> Extracted material:
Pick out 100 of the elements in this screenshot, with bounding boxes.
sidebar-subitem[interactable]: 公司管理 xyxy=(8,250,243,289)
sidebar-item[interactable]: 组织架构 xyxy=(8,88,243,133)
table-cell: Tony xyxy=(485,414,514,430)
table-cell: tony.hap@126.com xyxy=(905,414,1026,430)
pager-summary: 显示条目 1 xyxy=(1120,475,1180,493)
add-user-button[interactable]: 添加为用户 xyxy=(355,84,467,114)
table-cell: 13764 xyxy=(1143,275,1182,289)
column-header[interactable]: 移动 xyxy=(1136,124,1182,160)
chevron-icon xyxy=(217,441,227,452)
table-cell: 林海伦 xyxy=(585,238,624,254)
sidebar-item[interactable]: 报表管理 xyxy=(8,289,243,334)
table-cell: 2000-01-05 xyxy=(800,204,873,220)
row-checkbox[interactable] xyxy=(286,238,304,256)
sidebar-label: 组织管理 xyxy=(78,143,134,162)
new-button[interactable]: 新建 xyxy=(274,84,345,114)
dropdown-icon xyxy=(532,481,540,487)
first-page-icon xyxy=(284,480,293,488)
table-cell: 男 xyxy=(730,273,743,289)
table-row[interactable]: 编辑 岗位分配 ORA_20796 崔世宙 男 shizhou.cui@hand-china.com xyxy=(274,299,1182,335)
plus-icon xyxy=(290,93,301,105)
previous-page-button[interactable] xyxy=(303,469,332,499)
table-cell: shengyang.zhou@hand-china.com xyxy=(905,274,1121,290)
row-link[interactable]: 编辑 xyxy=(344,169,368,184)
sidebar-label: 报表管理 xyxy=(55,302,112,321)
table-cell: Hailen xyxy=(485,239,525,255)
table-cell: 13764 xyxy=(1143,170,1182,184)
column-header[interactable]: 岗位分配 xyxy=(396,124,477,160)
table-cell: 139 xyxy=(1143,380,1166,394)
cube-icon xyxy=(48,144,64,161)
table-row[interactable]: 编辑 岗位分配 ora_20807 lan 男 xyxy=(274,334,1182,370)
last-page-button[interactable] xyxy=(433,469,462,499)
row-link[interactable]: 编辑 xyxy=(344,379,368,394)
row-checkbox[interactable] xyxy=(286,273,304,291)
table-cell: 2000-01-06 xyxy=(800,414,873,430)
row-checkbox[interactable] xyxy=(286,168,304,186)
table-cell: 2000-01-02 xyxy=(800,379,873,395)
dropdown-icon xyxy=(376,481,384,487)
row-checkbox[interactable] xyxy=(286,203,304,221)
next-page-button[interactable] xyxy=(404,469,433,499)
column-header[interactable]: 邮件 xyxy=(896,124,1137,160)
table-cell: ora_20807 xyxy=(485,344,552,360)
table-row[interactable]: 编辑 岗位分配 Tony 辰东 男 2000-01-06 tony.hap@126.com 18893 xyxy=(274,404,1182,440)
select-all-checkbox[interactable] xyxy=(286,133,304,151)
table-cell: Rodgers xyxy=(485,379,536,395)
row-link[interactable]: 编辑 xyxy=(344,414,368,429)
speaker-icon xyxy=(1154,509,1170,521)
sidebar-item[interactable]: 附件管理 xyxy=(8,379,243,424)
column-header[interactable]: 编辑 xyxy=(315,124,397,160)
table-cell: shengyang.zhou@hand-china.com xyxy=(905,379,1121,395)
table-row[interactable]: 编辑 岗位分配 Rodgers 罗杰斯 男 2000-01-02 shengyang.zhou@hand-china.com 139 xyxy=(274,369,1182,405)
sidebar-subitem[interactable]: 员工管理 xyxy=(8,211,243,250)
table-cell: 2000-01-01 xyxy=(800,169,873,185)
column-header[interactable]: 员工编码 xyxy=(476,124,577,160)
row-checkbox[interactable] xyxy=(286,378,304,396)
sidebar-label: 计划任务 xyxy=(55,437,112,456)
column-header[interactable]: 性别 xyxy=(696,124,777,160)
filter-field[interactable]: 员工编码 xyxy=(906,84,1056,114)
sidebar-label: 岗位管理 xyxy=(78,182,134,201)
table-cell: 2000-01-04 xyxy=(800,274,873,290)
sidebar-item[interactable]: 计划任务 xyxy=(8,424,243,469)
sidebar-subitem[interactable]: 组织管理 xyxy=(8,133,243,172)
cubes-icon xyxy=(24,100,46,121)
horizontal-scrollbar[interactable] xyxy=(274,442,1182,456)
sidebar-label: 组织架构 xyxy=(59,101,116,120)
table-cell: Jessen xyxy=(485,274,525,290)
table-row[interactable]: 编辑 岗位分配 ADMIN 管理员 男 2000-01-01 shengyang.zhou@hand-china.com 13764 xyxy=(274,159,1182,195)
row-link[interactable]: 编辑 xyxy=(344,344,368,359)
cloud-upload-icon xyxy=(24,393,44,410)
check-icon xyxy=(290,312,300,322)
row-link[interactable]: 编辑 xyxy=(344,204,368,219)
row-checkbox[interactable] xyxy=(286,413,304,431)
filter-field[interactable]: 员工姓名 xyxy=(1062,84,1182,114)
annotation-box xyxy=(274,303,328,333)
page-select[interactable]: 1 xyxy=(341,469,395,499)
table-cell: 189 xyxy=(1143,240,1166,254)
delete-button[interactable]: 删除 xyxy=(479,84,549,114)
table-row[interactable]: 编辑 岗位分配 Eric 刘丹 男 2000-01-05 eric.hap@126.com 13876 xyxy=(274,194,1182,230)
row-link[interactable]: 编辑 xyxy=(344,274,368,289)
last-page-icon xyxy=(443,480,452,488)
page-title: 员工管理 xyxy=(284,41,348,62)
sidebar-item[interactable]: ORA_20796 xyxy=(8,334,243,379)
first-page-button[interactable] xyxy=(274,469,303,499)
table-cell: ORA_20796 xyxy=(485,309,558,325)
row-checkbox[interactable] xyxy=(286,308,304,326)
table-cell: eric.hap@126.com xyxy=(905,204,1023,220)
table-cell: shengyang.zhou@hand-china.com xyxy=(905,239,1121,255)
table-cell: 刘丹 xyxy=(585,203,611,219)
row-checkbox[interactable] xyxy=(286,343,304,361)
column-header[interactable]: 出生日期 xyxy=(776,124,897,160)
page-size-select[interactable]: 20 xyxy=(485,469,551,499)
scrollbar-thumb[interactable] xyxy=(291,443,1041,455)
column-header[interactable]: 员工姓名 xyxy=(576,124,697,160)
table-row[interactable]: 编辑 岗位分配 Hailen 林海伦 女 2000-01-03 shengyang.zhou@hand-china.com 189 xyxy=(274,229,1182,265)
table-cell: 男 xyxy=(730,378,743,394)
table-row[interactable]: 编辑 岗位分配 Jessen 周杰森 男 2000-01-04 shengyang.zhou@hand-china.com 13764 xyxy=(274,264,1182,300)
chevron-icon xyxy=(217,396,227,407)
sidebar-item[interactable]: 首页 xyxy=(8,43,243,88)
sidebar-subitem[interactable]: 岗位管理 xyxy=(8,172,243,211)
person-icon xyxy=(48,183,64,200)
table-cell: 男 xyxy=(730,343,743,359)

> Directions for this task: Rewrite the listing from its first line up to and including the line with "table-cell: Tony xyxy=(485,414,514,430)", replacing "table-cell" with "grid-cell" and leaving everything else unchanged.

> Answer to the exercise:
Pick out 100 of the elements in this screenshot, with bounding boxes.
sidebar-subitem[interactable]: 公司管理 xyxy=(8,250,243,289)
sidebar-item[interactable]: 组织架构 xyxy=(8,88,243,133)
grid-cell: Tony xyxy=(485,414,514,430)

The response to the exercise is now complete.